What this task involves
Copy out every line exactly as given.

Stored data
··········

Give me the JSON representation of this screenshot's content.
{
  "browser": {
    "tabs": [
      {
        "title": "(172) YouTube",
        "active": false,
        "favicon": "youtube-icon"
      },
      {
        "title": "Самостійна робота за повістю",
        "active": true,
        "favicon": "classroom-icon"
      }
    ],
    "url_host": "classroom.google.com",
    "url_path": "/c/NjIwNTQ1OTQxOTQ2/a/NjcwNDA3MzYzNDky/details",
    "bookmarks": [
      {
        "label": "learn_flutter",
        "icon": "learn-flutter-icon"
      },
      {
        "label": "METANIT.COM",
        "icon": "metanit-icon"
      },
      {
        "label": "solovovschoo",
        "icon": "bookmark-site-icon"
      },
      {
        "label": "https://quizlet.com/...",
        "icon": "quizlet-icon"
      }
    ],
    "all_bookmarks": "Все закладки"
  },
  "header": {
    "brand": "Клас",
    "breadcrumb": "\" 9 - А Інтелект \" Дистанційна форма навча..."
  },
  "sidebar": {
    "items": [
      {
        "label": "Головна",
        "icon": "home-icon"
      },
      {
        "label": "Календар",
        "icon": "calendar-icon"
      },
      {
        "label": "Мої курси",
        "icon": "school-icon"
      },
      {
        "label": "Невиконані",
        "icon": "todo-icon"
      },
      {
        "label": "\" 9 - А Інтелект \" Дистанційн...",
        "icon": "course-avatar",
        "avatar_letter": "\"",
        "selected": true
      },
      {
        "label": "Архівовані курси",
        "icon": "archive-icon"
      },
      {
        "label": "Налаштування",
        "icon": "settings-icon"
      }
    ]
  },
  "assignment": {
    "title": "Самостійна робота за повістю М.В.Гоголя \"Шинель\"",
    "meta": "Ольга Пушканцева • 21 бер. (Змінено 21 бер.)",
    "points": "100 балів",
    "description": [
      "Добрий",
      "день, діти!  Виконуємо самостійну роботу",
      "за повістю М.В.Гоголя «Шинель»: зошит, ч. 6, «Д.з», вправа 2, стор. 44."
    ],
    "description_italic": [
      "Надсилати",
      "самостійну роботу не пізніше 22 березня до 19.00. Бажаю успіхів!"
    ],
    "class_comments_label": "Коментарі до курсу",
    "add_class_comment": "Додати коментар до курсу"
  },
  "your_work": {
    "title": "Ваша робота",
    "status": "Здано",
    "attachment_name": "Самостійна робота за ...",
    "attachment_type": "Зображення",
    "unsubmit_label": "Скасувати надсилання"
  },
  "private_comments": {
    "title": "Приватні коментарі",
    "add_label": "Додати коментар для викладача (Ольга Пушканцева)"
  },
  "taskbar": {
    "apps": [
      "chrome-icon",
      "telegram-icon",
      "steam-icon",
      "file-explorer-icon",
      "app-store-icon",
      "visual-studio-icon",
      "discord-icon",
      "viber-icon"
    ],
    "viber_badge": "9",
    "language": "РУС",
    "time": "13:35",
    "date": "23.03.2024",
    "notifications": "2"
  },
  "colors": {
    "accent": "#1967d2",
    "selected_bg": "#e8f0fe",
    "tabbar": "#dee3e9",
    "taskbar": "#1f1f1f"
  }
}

··········

Response
Give me the JSON representation of this screenshot's content.
{
  "browser": {
    "tabs": [
      {
        "title": "(172) YouTube",
        "active": false,
        "favicon": "youtube-icon"
      },
      {
        "title": "Самостійна робота за повістю",
        "active": true,
        "favicon": "classroom-icon"
      }
    ],
    "url_host": "classroom.google.com",
    "url_path": "/c/NjIwNTQ1OTQxOTQ2/a/NjcwNDA3MzYzNDky/details",
    "bookmarks": [
      {
        "label": "learn_flutter",
        "icon": "learn-flutter-icon"
      },
      {
        "label": "METANIT.COM",
        "icon": "metanit-icon"
      },
      {
        "label": "solovovschoo",
        "icon": "bookmark-site-icon"
      },
      {
        "label": "https://quizlet.com/...",
        "icon": "quizlet-icon"
      }
    ],
    "all_bookmarks": "Все закладки"
  },
  "header": {
    "brand": "Клас",
    "breadcrumb": "\" 9 - А Інтелект \" Дистанційна форма навча..."
  },
  "sidebar": {
    "items": [
      {
        "label": "Головна",
        "icon": "home-icon"
      },
      {
        "label": "Календар",
        "icon": "calendar-icon"
      },
      {
        "label": "Мої курси",
        "icon": "school-icon"
      },
      {
        "label": "Невиконані",
        "icon": "todo-icon"
      },
      {
        "label": "\" 9 - А Інтелект \" Дистанційн...",
        "icon": "course-avatar",
        "avatar_letter": "\"",
        "selected": true
      },
      {
        "label": "Архівовані курси",
        "icon": "archive-icon"
      },
      {
        "label": "Налаштування",
        "icon": "settings-icon"
      }
    ]
  },
  "assignment": {
    "title": "Самостійна робота за повістю М.В.Гоголя \"Шинель\"",
    "meta": "Ольга Пушканцева • 21 бер. (Змінено 21 бер.)",
    "points": "100 балів",
    "description": [
      "Добрий",
      "день, діти!  Виконуємо самостійну роботу",
      "за повістю М.В.Гоголя «Шинель»: зошит, ч. 6, «Д.з», вправа 2, стор. 44."
    ],
    "description_italic": [
      "Надсилати",
      "самостійну роботу не пізніше 22 березня до 19.00. Бажаю успіхів!"
    ],
    "class_comments_label": "Коментарі до курсу",
    "add_class_comment": "Додати коментар до курсу"
  },
  "your_work": {
    "title": "Ваша робота",
    "status": "Здано",
    "attachment_name": "Самостійна робота за ...",
    "attachment_type": "Зображення",
    "unsubmit_label": "Скасувати надсилання"
  },
  "private_comments": {
    "title": "Приватні коментарі",
    "add_label": "Додати коментар для викладача (Ольга Пушканцева)"
  },
  "taskbar": {
    "apps": [
      "chrome-icon",
      "telegram-icon",
      "steam-icon",
      "file-explorer-icon",
      "app-store-icon",
      "visual-studio-icon",
      "discord-icon",
      "viber-icon"
    ],
    "viber_badge": "9",
    "language": "РУС",
    "time": "13:35",
    "date": "23.03.2024",
    "notifications": "2"
  },
  "colors": {
    "accent": "#1967d2",
    "selected_bg": "#e8f0fe",
    "tabbar": "#dee3e9",
    "taskbar": "#1f1f1f"
  }
}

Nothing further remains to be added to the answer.